### [Aim of the exercise]
Find every line in the items below that contains the word "side" and copy each of those lines.

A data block
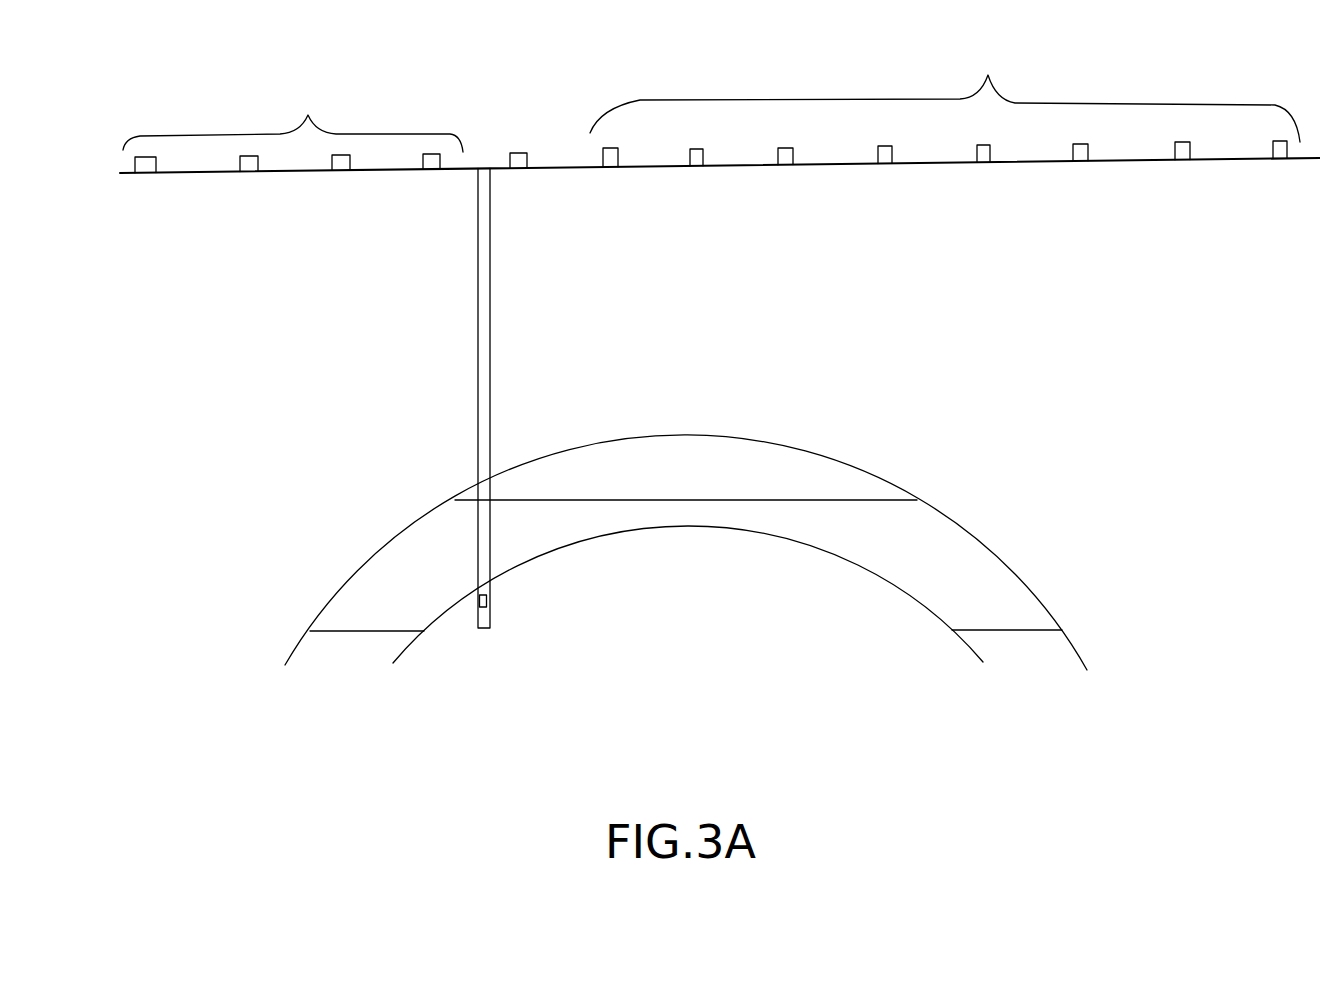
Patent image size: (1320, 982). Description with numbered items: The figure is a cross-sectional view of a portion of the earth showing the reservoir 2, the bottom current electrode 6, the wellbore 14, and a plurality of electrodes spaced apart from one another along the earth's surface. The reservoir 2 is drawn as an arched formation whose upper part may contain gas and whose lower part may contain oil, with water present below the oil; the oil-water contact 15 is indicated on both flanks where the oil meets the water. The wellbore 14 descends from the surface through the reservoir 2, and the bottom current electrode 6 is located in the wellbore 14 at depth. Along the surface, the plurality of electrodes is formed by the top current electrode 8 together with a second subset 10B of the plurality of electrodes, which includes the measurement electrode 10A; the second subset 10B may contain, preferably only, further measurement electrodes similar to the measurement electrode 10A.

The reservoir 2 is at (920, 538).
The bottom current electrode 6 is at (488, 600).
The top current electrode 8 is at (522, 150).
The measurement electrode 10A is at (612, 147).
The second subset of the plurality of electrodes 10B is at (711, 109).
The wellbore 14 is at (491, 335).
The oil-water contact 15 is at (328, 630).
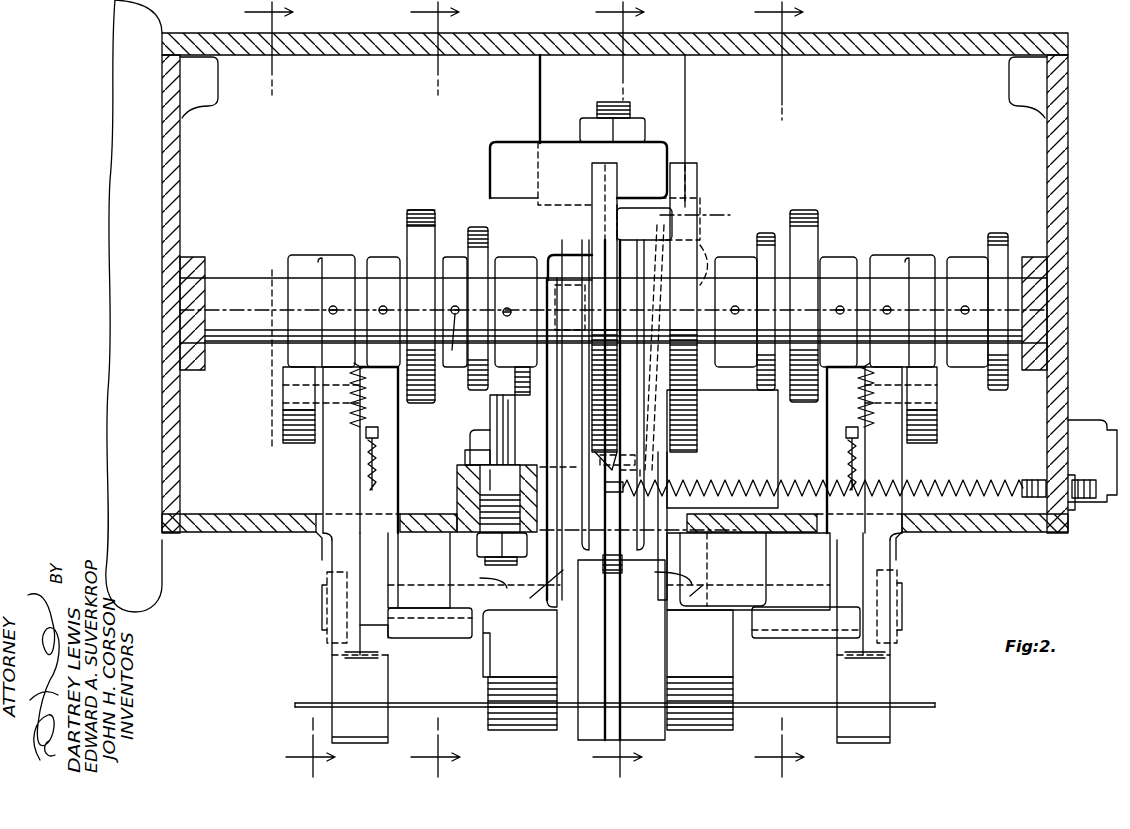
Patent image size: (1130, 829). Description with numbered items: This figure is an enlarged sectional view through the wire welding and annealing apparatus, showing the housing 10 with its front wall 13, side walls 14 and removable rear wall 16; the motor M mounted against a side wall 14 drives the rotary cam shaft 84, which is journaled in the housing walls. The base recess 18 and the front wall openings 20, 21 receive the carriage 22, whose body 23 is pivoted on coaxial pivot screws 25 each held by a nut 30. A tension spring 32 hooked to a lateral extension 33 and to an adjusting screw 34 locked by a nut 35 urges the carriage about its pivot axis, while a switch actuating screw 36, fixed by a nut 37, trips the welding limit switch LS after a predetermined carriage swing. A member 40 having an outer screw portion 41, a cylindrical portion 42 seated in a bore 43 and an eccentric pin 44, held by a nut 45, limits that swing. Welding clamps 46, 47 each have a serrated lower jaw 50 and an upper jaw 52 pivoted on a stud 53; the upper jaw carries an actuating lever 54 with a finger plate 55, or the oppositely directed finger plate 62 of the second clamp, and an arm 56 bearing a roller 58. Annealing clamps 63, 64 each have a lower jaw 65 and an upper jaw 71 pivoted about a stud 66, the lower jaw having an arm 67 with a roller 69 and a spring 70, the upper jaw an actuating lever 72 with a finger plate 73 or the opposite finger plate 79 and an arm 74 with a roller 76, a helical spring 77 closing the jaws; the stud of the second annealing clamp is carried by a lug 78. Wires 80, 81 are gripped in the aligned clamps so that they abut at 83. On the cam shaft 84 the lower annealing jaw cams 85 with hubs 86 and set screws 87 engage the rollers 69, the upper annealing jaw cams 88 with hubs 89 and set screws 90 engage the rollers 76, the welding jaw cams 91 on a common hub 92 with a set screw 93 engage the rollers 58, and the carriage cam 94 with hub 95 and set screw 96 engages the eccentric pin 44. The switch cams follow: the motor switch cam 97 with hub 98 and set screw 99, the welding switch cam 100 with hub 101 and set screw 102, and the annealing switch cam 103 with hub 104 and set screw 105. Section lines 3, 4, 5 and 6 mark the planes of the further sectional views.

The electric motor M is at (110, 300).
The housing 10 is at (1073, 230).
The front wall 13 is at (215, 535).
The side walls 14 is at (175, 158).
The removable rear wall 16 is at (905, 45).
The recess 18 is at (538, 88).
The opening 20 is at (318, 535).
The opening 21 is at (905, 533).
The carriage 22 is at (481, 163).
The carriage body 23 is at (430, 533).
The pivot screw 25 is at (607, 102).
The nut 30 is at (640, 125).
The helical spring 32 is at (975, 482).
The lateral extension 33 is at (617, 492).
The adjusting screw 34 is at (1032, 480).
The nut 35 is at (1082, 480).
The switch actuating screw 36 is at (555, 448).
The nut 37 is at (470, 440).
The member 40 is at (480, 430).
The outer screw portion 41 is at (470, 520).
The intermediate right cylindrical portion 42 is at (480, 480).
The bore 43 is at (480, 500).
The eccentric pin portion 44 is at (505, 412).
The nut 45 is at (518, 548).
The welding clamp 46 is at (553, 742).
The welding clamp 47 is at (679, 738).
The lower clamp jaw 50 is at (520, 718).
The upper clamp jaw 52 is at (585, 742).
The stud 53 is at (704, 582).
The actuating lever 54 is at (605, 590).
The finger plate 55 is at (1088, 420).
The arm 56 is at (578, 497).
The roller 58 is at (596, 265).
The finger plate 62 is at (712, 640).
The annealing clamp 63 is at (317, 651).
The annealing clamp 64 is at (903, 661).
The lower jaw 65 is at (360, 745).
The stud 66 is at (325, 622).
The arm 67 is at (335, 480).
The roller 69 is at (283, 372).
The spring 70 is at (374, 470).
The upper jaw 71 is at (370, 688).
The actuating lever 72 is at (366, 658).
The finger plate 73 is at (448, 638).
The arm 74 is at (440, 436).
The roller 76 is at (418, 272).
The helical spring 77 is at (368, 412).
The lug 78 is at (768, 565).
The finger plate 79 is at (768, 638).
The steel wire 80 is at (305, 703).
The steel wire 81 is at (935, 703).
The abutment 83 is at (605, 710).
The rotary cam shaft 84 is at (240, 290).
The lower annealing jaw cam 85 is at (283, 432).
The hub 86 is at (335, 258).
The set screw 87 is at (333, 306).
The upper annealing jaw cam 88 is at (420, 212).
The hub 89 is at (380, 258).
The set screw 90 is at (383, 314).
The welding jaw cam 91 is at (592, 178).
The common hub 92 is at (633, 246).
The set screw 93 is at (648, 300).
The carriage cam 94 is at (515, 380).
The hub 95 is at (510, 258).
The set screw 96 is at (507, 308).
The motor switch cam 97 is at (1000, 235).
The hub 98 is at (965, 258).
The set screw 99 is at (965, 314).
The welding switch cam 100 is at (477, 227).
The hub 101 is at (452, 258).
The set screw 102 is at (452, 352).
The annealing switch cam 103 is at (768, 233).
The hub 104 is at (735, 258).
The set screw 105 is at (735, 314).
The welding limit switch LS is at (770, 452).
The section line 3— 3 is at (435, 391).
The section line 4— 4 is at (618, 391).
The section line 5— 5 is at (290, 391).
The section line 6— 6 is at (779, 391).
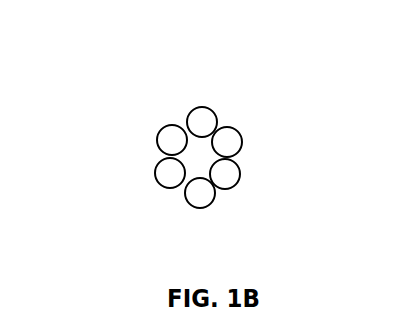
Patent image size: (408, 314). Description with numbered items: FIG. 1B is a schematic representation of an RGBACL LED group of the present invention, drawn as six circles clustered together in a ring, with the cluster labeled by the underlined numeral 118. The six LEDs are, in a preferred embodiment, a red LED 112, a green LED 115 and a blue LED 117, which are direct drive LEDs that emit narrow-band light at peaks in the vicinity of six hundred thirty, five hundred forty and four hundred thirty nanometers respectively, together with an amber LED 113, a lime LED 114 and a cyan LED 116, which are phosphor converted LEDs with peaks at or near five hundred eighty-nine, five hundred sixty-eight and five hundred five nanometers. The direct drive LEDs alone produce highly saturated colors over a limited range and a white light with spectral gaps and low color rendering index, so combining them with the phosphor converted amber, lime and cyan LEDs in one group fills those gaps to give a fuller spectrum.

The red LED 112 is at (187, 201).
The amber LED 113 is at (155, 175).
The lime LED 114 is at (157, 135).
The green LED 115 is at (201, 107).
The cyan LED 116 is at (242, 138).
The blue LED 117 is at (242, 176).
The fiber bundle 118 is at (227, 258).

### [Exercise solution]
Patent image size: (1130, 829). Description with numbered items: This figure is an enlarged sectional view through the wire welding and annealing apparatus, showing the housing 10 with its front wall 13, side walls 14 and removable rear wall 16; the motor M mounted against a side wall 14 drives the rotary cam shaft 84, which is journaled in the housing walls. The base recess 18 and the front wall openings 20, 21 receive the carriage 22, whose body 23 is pivoted on coaxial pivot screws 25 each held by a nut 30. A tension spring 32 hooked to a lateral extension 33 and to an adjusting screw 34 locked by a nut 35 urges the carriage about its pivot axis, while a switch actuating screw 36, fixed by a nut 37, trips the welding limit switch LS after a predetermined carriage swing. A member 40 having an outer screw portion 41, a cylindrical portion 42 seated in a bore 43 and an eccentric pin 44, held by a nut 45, limits that swing. Welding clamps 46, 47 each have a serrated lower jaw 50 and an upper jaw 52 pivoted on a stud 53; the upper jaw carries an actuating lever 54 with a finger plate 55, or the oppositely directed finger plate 62 of the second clamp, and an arm 56 bearing a roller 58. Annealing clamps 63, 64 each have a lower jaw 65 and an upper jaw 71 pivoted about a stud 66, the lower jaw having an arm 67 with a roller 69 and a spring 70, the upper jaw an actuating lever 72 with a finger plate 73 or the opposite finger plate 79 and an arm 74 with a roller 76, a helical spring 77 closing the jaws; the stud of the second annealing clamp is carried by a lug 78. Wires 80, 81 are gripped in the aligned clamps so that they abut at 83. On the cam shaft 84 the lower annealing jaw cams 85 with hubs 86 and set screws 87 engage the rollers 69, the upper annealing jaw cams 88 with hubs 89 and set screws 90 engage the rollers 76, the welding jaw cams 91 on a common hub 92 with a set screw 93 engage the rollers 58, and the carriage cam 94 with hub 95 and set screw 96 engages the eccentric pin 44. The switch cams follow: the motor switch cam 97 with hub 98 and set screw 99, the welding switch cam 100 with hub 101 and set screw 102, and the annealing switch cam 103 with hub 104 and set screw 105. Section lines 3, 4, 5 and 6 mark the planes of the further sectional views.
The side walls 14 is at (175, 158).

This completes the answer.